_TASK STATEMENT:_ Skip every image and restate the data word for word.

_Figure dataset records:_
·····
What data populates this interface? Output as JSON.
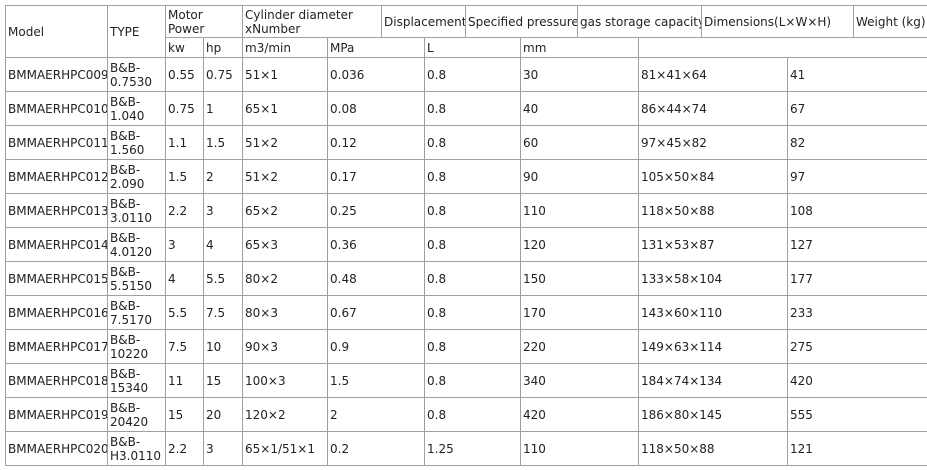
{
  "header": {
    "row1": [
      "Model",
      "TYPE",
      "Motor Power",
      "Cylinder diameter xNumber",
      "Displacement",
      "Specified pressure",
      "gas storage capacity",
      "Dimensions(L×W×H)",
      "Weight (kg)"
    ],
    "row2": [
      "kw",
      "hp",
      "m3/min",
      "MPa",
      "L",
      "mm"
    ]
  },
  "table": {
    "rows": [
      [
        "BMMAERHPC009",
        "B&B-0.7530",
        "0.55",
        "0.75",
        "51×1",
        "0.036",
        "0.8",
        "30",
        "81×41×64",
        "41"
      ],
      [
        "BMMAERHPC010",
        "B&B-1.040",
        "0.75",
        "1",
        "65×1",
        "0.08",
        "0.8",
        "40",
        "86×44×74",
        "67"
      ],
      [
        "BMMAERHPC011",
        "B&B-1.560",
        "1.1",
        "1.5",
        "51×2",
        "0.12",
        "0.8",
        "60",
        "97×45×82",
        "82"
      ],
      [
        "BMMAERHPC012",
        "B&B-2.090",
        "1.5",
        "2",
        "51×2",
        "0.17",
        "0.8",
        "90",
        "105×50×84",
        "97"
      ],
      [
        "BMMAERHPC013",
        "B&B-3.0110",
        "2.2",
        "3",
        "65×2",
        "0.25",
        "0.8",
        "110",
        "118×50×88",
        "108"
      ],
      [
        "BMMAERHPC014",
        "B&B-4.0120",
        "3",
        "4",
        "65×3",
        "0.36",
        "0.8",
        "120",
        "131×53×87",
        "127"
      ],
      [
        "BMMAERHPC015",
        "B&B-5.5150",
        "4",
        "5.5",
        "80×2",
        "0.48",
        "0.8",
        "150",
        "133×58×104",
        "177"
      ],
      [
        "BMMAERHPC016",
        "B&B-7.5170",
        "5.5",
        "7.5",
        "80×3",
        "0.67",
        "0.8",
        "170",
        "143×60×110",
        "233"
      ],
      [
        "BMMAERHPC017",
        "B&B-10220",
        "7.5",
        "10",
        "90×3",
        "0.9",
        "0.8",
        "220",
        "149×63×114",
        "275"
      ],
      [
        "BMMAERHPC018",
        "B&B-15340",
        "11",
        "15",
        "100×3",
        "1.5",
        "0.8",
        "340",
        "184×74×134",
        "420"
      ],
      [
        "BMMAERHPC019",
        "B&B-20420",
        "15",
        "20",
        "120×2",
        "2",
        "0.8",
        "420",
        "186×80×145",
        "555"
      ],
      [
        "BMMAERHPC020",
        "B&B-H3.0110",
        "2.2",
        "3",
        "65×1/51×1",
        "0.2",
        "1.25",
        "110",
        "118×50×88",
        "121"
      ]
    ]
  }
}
·····
_TASK SOLUTION:_
What data populates this interface? Output as JSON.
{
  "header": {
    "row1": [
      "Model",
      "TYPE",
      "Motor Power",
      "Cylinder diameter xNumber",
      "Displacement",
      "Specified pressure",
      "gas storage capacity",
      "Dimensions(L×W×H)",
      "Weight (kg)"
    ],
    "row2": [
      "kw",
      "hp",
      "m3/min",
      "MPa",
      "L",
      "mm"
    ]
  },
  "table": {
    "rows": [
      [
        "BMMAERHPC009",
        "B&B-0.7530",
        "0.55",
        "0.75",
        "51×1",
        "0.036",
        "0.8",
        "30",
        "81×41×64",
        "41"
      ],
      [
        "BMMAERHPC010",
        "B&B-1.040",
        "0.75",
        "1",
        "65×1",
        "0.08",
        "0.8",
        "40",
        "86×44×74",
        "67"
      ],
      [
        "BMMAERHPC011",
        "B&B-1.560",
        "1.1",
        "1.5",
        "51×2",
        "0.12",
        "0.8",
        "60",
        "97×45×82",
        "82"
      ],
      [
        "BMMAERHPC012",
        "B&B-2.090",
        "1.5",
        "2",
        "51×2",
        "0.17",
        "0.8",
        "90",
        "105×50×84",
        "97"
      ],
      [
        "BMMAERHPC013",
        "B&B-3.0110",
        "2.2",
        "3",
        "65×2",
        "0.25",
        "0.8",
        "110",
        "118×50×88",
        "108"
      ],
      [
        "BMMAERHPC014",
        "B&B-4.0120",
        "3",
        "4",
        "65×3",
        "0.36",
        "0.8",
        "120",
        "131×53×87",
        "127"
      ],
      [
        "BMMAERHPC015",
        "B&B-5.5150",
        "4",
        "5.5",
        "80×2",
        "0.48",
        "0.8",
        "150",
        "133×58×104",
        "177"
      ],
      [
        "BMMAERHPC016",
        "B&B-7.5170",
        "5.5",
        "7.5",
        "80×3",
        "0.67",
        "0.8",
        "170",
        "143×60×110",
        "233"
      ],
      [
        "BMMAERHPC017",
        "B&B-10220",
        "7.5",
        "10",
        "90×3",
        "0.9",
        "0.8",
        "220",
        "149×63×114",
        "275"
      ],
      [
        "BMMAERHPC018",
        "B&B-15340",
        "11",
        "15",
        "100×3",
        "1.5",
        "0.8",
        "340",
        "184×74×134",
        "420"
      ],
      [
        "BMMAERHPC019",
        "B&B-20420",
        "15",
        "20",
        "120×2",
        "2",
        "0.8",
        "420",
        "186×80×145",
        "555"
      ],
      [
        "BMMAERHPC020",
        "B&B-H3.0110",
        "2.2",
        "3",
        "65×1/51×1",
        "0.2",
        "1.25",
        "110",
        "118×50×88",
        "121"
      ]
    ]
  }
}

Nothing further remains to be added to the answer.